Do this -
Give every line of the data again, unchanged, but with no pictures.

Stored records -
★ ★ ★

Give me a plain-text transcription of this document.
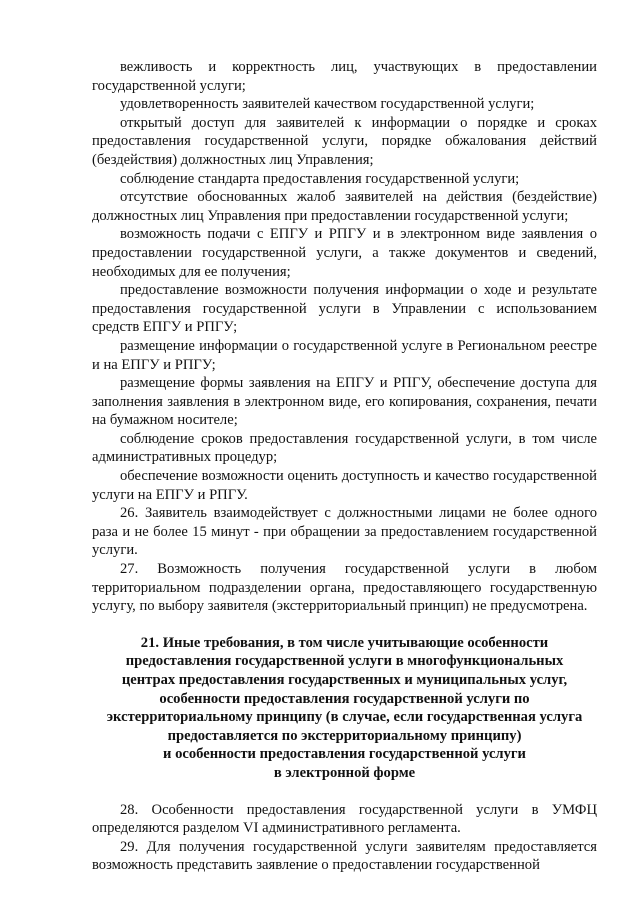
вежливость и корректность лиц, участвующих в предоставлении государственной услуги;

удовлетворенность заявителей качеством государственной услуги;

открытый доступ для заявителей к информации о порядке и сроках предоставления государственной услуги, порядке обжалования действий (бездействия) должностных лиц Управления;

соблюдение стандарта предоставления государственной услуги;

отсутствие обоснованных жалоб заявителей на действия (бездействие) должностных лиц Управления при предоставлении государственной услуги;

возможность подачи с ЕПГУ и РПГУ и в электронном виде заявления о предоставлении государственной услуги, а также документов и сведений, необходимых для ее получения;

предоставление возможности получения информации о ходе и результате предоставления государственной услуги в Управлении с использованием средств ЕПГУ и РПГУ;

размещение информации о государственной услуге в Региональном реестре и на ЕПГУ и РПГУ;

размещение формы заявления на ЕПГУ и РПГУ, обеспечение доступа для заполнения заявления в электронном виде, его копирования, сохранения, печати на бумажном носителе;

соблюдение сроков предоставления государственной услуги, в том числе административных процедур;

обеспечение возможности оценить доступность и качество государственной услуги на ЕПГУ и РПГУ.

26. Заявитель взаимодействует с должностными лицами не более одного раза и не более 15 минут - при обращении за предоставлением государственной услуги.

27. Возможность получения государственной услуги в любом территориальном подразделении органа, предоставляющего государственную услугу, по выбору заявителя (экстерриториальный принцип) не предусмотрена.

21. Иные требования, в том числе учитывающие особенности
предоставления государственной услуги в многофункциональных
центрах предоставления государственных и муниципальных услуг,
особенности предоставления государственной услуги по
экстерриториальному принципу (в случае, если государственная услуга
предоставляется по экстерриториальному принципу)
и особенности предоставления государственной услуги
в электронной форме

28. Особенности предоставления государственной услуги в УМФЦ определяются разделом VI административного регламента.

29. Для получения государственной услуги заявителям предоставляется возможность представить заявление о предоставлении государственной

★ ★ ★

Response to the task -
Give me a plain-text transcription of this document.
вежливость и корректность лиц, участвующих в предоставлении государственной услуги;

удовлетворенность заявителей качеством государственной услуги;

открытый доступ для заявителей к информации о порядке и сроках предоставления государственной услуги, порядке обжалования действий (бездействия) должностных лиц Управления;

соблюдение стандарта предоставления государственной услуги;

отсутствие обоснованных жалоб заявителей на действия (бездействие) должностных лиц Управления при предоставлении государственной услуги;

возможность подачи с ЕПГУ и РПГУ и в электронном виде заявления о предоставлении государственной услуги, а также документов и сведений, необходимых для ее получения;

предоставление возможности получения информации о ходе и результате предоставления государственной услуги в Управлении с использованием средств ЕПГУ и РПГУ;

размещение информации о государственной услуге в Региональном реестре и на ЕПГУ и РПГУ;

размещение формы заявления на ЕПГУ и РПГУ, обеспечение доступа для заполнения заявления в электронном виде, его копирования, сохранения, печати на бумажном носителе;

соблюдение сроков предоставления государственной услуги, в том числе административных процедур;

обеспечение возможности оценить доступность и качество государственной услуги на ЕПГУ и РПГУ.

26. Заявитель взаимодействует с должностными лицами не более одного раза и не более 15 минут - при обращении за предоставлением государственной услуги.

27. Возможность получения государственной услуги в любом территориальном подразделении органа, предоставляющего государственную услугу, по выбору заявителя (экстерриториальный принцип) не предусмотрена.

21. Иные требования, в том числе учитывающие особенности
предоставления государственной услуги в многофункциональных
центрах предоставления государственных и муниципальных услуг,
особенности предоставления государственной услуги по
экстерриториальному принципу (в случае, если государственная услуга
предоставляется по экстерриториальному принципу)
и особенности предоставления государственной услуги
в электронной форме

28. Особенности предоставления государственной услуги в УМФЦ определяются разделом VI административного регламента.

29. Для получения государственной услуги заявителям предоставляется возможность представить заявление о предоставлении государственной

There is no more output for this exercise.